INFORMATION SHOWN ▸
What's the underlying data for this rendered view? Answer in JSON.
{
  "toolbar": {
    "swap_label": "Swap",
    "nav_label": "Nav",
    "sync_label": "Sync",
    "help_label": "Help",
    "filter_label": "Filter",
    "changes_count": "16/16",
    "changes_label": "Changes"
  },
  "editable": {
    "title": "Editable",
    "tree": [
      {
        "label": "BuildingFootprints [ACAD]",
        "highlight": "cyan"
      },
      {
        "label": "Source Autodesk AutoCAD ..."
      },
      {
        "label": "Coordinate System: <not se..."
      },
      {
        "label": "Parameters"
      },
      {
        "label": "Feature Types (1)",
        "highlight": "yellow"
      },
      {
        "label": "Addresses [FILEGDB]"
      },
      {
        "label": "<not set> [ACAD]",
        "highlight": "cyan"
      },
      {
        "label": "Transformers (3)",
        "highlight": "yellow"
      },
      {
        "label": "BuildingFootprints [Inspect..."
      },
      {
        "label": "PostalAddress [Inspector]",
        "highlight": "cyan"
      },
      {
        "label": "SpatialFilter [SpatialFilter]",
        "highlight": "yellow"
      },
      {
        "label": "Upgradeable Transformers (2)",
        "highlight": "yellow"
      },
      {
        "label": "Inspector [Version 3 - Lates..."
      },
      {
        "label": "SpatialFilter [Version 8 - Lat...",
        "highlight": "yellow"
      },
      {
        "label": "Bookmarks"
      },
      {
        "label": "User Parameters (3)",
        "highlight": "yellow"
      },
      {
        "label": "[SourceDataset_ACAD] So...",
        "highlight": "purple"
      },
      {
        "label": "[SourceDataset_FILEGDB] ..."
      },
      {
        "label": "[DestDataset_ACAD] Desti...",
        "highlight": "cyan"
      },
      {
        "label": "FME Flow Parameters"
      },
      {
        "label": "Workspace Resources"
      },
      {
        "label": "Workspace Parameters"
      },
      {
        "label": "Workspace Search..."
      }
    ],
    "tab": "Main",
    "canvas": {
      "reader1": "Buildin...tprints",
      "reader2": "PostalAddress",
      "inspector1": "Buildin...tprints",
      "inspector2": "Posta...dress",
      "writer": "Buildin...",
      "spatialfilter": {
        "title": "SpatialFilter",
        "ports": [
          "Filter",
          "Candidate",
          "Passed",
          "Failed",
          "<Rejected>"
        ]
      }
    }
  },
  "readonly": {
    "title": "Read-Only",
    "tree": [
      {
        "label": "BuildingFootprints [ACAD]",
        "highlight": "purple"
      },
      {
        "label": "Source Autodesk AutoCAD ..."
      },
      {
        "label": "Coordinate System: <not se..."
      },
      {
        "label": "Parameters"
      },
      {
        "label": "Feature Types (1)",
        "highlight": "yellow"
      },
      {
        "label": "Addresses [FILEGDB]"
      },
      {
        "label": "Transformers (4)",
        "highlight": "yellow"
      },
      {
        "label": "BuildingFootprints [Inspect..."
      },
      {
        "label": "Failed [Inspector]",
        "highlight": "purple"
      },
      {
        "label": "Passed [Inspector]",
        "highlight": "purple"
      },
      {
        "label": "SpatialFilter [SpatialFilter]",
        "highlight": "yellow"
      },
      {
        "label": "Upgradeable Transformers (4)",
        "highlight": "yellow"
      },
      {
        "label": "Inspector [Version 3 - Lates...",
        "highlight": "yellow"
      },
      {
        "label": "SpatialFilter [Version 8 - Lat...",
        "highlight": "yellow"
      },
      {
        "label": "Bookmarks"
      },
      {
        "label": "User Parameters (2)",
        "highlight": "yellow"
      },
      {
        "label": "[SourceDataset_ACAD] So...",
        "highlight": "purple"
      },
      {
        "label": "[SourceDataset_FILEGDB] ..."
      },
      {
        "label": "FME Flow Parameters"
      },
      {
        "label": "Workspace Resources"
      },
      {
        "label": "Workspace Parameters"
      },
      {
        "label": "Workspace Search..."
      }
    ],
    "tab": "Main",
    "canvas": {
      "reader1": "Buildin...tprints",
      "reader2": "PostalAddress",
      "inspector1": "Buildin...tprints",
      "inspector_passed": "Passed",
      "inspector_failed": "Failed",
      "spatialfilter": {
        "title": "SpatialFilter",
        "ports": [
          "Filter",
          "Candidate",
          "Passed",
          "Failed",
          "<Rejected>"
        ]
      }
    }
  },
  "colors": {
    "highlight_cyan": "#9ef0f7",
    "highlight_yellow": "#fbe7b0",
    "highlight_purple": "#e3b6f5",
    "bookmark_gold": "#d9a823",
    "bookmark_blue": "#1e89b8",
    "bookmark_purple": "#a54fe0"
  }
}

WHAT IS EXPECTED ▸
Across the material above, how many lines include the string "Passed"? Only the number is wanted.

REPLY TO THE EXERCISE ▸
4